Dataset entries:

*-*-*

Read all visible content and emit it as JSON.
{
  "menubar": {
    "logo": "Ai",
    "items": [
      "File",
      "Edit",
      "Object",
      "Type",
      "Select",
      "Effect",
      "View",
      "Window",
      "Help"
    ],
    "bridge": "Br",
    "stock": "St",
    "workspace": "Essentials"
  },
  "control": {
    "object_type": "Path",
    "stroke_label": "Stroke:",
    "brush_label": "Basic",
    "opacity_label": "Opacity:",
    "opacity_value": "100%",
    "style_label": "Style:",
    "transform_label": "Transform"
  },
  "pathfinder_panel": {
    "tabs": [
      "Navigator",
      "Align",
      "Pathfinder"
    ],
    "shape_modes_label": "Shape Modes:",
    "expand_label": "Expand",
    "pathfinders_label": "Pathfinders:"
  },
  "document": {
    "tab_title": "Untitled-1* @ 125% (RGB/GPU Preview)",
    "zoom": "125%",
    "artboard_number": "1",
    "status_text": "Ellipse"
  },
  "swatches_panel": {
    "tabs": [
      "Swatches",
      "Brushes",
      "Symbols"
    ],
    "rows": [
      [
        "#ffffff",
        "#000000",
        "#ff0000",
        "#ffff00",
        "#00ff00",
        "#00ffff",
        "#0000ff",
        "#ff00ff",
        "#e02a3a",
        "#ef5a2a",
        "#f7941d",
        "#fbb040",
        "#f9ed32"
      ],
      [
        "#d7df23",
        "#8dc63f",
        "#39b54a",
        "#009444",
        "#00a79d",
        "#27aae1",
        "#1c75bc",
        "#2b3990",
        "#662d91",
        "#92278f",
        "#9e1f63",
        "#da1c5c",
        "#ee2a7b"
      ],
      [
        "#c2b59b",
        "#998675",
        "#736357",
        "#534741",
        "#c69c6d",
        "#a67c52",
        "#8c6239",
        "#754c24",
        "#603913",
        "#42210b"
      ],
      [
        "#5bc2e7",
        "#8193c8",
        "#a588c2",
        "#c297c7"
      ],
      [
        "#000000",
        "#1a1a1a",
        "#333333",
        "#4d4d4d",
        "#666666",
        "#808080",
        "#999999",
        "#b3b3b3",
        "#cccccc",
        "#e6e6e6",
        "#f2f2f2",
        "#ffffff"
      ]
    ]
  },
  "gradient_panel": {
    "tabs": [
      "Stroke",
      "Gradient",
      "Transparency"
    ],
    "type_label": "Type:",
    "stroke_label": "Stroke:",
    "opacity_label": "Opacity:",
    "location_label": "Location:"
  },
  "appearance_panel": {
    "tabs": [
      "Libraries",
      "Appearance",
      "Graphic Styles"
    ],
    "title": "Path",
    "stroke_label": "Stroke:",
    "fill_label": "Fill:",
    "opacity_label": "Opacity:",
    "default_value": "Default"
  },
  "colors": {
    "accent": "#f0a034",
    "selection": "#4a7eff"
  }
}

*-*-*

◆ **Aim**
Return the whole listing exactly, with every line included.

◆ **Full output**
Read all visible content and emit it as JSON.
{
  "menubar": {
    "logo": "Ai",
    "items": [
      "File",
      "Edit",
      "Object",
      "Type",
      "Select",
      "Effect",
      "View",
      "Window",
      "Help"
    ],
    "bridge": "Br",
    "stock": "St",
    "workspace": "Essentials"
  },
  "control": {
    "object_type": "Path",
    "stroke_label": "Stroke:",
    "brush_label": "Basic",
    "opacity_label": "Opacity:",
    "opacity_value": "100%",
    "style_label": "Style:",
    "transform_label": "Transform"
  },
  "pathfinder_panel": {
    "tabs": [
      "Navigator",
      "Align",
      "Pathfinder"
    ],
    "shape_modes_label": "Shape Modes:",
    "expand_label": "Expand",
    "pathfinders_label": "Pathfinders:"
  },
  "document": {
    "tab_title": "Untitled-1* @ 125% (RGB/GPU Preview)",
    "zoom": "125%",
    "artboard_number": "1",
    "status_text": "Ellipse"
  },
  "swatches_panel": {
    "tabs": [
      "Swatches",
      "Brushes",
      "Symbols"
    ],
    "rows": [
      [
        "#ffffff",
        "#000000",
        "#ff0000",
        "#ffff00",
        "#00ff00",
        "#00ffff",
        "#0000ff",
        "#ff00ff",
        "#e02a3a",
        "#ef5a2a",
        "#f7941d",
        "#fbb040",
        "#f9ed32"
      ],
      [
        "#d7df23",
        "#8dc63f",
        "#39b54a",
        "#009444",
        "#00a79d",
        "#27aae1",
        "#1c75bc",
        "#2b3990",
        "#662d91",
        "#92278f",
        "#9e1f63",
        "#da1c5c",
        "#ee2a7b"
      ],
      [
        "#c2b59b",
        "#998675",
        "#736357",
        "#534741",
        "#c69c6d",
        "#a67c52",
        "#8c6239",
        "#754c24",
        "#603913",
        "#42210b"
      ],
      [
        "#5bc2e7",
        "#8193c8",
        "#a588c2",
        "#c297c7"
      ],
      [
        "#000000",
        "#1a1a1a",
        "#333333",
        "#4d4d4d",
        "#666666",
        "#808080",
        "#999999",
        "#b3b3b3",
        "#cccccc",
        "#e6e6e6",
        "#f2f2f2",
        "#ffffff"
      ]
    ]
  },
  "gradient_panel": {
    "tabs": [
      "Stroke",
      "Gradient",
      "Transparency"
    ],
    "type_label": "Type:",
    "stroke_label": "Stroke:",
    "opacity_label": "Opacity:",
    "location_label": "Location:"
  },
  "appearance_panel": {
    "tabs": [
      "Libraries",
      "Appearance",
      "Graphic Styles"
    ],
    "title": "Path",
    "stroke_label": "Stroke:",
    "fill_label": "Fill:",
    "opacity_label": "Opacity:",
    "default_value": "Default"
  },
  "colors": {
    "accent": "#f0a034",
    "selection": "#4a7eff"
  }
}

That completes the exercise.